Start of DATA PROVIDED

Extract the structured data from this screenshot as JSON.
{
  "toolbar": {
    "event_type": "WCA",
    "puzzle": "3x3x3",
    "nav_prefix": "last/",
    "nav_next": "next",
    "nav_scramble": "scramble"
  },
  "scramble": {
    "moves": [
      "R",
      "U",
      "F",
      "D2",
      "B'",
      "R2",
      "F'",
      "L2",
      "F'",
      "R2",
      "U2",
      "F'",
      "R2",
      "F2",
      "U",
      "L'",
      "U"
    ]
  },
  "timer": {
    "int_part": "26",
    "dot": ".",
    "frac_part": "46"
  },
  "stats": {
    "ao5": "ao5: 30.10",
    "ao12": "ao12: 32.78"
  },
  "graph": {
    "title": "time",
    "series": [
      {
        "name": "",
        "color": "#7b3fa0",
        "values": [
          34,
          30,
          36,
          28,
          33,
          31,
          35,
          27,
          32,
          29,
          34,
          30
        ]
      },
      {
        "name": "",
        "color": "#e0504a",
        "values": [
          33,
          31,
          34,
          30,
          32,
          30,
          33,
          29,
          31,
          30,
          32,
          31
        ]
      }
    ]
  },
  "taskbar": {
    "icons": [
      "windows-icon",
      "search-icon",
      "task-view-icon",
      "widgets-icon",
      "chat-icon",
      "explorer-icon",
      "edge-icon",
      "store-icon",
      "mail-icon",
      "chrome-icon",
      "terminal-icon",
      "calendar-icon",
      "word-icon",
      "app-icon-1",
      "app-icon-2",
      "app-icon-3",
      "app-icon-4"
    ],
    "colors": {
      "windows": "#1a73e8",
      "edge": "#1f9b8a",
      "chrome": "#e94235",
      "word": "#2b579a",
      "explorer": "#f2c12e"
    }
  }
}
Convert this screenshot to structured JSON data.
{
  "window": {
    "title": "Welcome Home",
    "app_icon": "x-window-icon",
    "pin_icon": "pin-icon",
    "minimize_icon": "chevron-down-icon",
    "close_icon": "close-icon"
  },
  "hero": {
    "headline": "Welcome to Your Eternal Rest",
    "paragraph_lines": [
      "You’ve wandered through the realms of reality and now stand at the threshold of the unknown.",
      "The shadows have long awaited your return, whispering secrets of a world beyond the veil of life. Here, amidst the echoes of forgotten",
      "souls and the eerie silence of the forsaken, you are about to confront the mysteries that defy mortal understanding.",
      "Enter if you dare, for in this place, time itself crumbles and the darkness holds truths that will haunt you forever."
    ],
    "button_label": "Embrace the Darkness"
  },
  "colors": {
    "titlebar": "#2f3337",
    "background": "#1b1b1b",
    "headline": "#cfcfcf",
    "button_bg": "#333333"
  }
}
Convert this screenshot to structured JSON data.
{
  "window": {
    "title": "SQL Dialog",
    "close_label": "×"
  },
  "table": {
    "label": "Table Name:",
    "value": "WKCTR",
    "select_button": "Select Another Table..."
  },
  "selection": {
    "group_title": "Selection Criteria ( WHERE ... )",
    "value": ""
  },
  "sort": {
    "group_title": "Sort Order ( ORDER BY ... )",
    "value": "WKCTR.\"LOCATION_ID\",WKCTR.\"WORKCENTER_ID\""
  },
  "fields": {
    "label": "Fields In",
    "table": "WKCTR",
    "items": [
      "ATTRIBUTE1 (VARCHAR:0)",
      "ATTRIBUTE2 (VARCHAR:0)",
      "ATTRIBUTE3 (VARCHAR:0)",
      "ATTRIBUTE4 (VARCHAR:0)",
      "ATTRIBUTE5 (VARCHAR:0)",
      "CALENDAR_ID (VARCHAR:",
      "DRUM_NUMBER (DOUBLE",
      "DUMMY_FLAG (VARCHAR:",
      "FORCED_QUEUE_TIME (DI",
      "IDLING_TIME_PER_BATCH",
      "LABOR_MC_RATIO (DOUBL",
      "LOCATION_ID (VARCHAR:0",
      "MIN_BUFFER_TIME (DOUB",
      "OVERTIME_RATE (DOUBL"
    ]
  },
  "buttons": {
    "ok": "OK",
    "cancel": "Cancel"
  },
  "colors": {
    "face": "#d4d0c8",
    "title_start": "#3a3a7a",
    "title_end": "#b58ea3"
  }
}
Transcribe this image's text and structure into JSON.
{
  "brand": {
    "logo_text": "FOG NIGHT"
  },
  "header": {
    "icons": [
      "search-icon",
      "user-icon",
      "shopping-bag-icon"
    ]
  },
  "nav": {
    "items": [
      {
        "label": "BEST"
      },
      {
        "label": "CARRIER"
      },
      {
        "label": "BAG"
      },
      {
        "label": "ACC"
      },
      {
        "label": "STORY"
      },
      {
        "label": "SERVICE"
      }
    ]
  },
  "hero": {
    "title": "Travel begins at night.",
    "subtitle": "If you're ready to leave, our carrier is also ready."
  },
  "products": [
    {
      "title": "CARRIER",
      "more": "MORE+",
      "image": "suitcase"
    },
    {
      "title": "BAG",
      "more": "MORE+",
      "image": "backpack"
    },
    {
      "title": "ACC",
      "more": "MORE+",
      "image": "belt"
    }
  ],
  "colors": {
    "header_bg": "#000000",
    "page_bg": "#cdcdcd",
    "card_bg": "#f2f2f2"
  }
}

End of DATA PROVIDED

▶ **PROBLEM TO SOLVE**
Go through the data and return every record exactly.

▶ **ANSWER**
Extract the structured data from this screenshot as JSON.
{
  "toolbar": {
    "event_type": "WCA",
    "puzzle": "3x3x3",
    "nav_prefix": "last/",
    "nav_next": "next",
    "nav_scramble": "scramble"
  },
  "scramble": {
    "moves": [
      "R",
      "U",
      "F",
      "D2",
      "B'",
      "R2",
      "F'",
      "L2",
      "F'",
      "R2",
      "U2",
      "F'",
      "R2",
      "F2",
      "U",
      "L'",
      "U"
    ]
  },
  "timer": {
    "int_part": "26",
    "dot": ".",
    "frac_part": "46"
  },
  "stats": {
    "ao5": "ao5: 30.10",
    "ao12": "ao12: 32.78"
  },
  "graph": {
    "title": "time",
    "series": [
      {
        "name": "",
        "color": "#7b3fa0",
        "values": [
          34,
          30,
          36,
          28,
          33,
          31,
          35,
          27,
          32,
          29,
          34,
          30
        ]
      },
      {
        "name": "",
        "color": "#e0504a",
        "values": [
          33,
          31,
          34,
          30,
          32,
          30,
          33,
          29,
          31,
          30,
          32,
          31
        ]
      }
    ]
  },
  "taskbar": {
    "icons": [
      "windows-icon",
      "search-icon",
      "task-view-icon",
      "widgets-icon",
      "chat-icon",
      "explorer-icon",
      "edge-icon",
      "store-icon",
      "mail-icon",
      "chrome-icon",
      "terminal-icon",
      "calendar-icon",
      "word-icon",
      "app-icon-1",
      "app-icon-2",
      "app-icon-3",
      "app-icon-4"
    ],
    "colors": {
      "windows": "#1a73e8",
      "edge": "#1f9b8a",
      "chrome": "#e94235",
      "word": "#2b579a",
      "explorer": "#f2c12e"
    }
  }
}
Convert this screenshot to structured JSON data.
{
  "window": {
    "title": "Welcome Home",
    "app_icon": "x-window-icon",
    "pin_icon": "pin-icon",
    "minimize_icon": "chevron-down-icon",
    "close_icon": "close-icon"
  },
  "hero": {
    "headline": "Welcome to Your Eternal Rest",
    "paragraph_lines": [
      "You’ve wandered through the realms of reality and now stand at the threshold of the unknown.",
      "The shadows have long awaited your return, whispering secrets of a world beyond the veil of life. Here, amidst the echoes of forgotten",
      "souls and the eerie silence of the forsaken, you are about to confront the mysteries that defy mortal understanding.",
      "Enter if you dare, for in this place, time itself crumbles and the darkness holds truths that will haunt you forever."
    ],
    "button_label": "Embrace the Darkness"
  },
  "colors": {
    "titlebar": "#2f3337",
    "background": "#1b1b1b",
    "headline": "#cfcfcf",
    "button_bg": "#333333"
  }
}
Convert this screenshot to structured JSON data.
{
  "window": {
    "title": "SQL Dialog",
    "close_label": "×"
  },
  "table": {
    "label": "Table Name:",
    "value": "WKCTR",
    "select_button": "Select Another Table..."
  },
  "selection": {
    "group_title": "Selection Criteria ( WHERE ... )",
    "value": ""
  },
  "sort": {
    "group_title": "Sort Order ( ORDER BY ... )",
    "value": "WKCTR.\"LOCATION_ID\",WKCTR.\"WORKCENTER_ID\""
  },
  "fields": {
    "label": "Fields In",
    "table": "WKCTR",
    "items": [
      "ATTRIBUTE1 (VARCHAR:0)",
      "ATTRIBUTE2 (VARCHAR:0)",
      "ATTRIBUTE3 (VARCHAR:0)",
      "ATTRIBUTE4 (VARCHAR:0)",
      "ATTRIBUTE5 (VARCHAR:0)",
      "CALENDAR_ID (VARCHAR:",
      "DRUM_NUMBER (DOUBLE",
      "DUMMY_FLAG (VARCHAR:",
      "FORCED_QUEUE_TIME (DI",
      "IDLING_TIME_PER_BATCH",
      "LABOR_MC_RATIO (DOUBL",
      "LOCATION_ID (VARCHAR:0",
      "MIN_BUFFER_TIME (DOUB",
      "OVERTIME_RATE (DOUBL"
    ]
  },
  "buttons": {
    "ok": "OK",
    "cancel": "Cancel"
  },
  "colors": {
    "face": "#d4d0c8",
    "title_start": "#3a3a7a",
    "title_end": "#b58ea3"
  }
}
Transcribe this image's text and structure into JSON.
{
  "brand": {
    "logo_text": "FOG NIGHT"
  },
  "header": {
    "icons": [
      "search-icon",
      "user-icon",
      "shopping-bag-icon"
    ]
  },
  "nav": {
    "items": [
      {
        "label": "BEST"
      },
      {
        "label": "CARRIER"
      },
      {
        "label": "BAG"
      },
      {
        "label": "ACC"
      },
      {
        "label": "STORY"
      },
      {
        "label": "SERVICE"
      }
    ]
  },
  "hero": {
    "title": "Travel begins at night.",
    "subtitle": "If you're ready to leave, our carrier is also ready."
  },
  "products": [
    {
      "title": "CARRIER",
      "more": "MORE+",
      "image": "suitcase"
    },
    {
      "title": "BAG",
      "more": "MORE+",
      "image": "backpack"
    },
    {
      "title": "ACC",
      "more": "MORE+",
      "image": "belt"
    }
  ],
  "colors": {
    "header_bg": "#000000",
    "page_bg": "#cdcdcd",
    "card_bg": "#f2f2f2"
  }
}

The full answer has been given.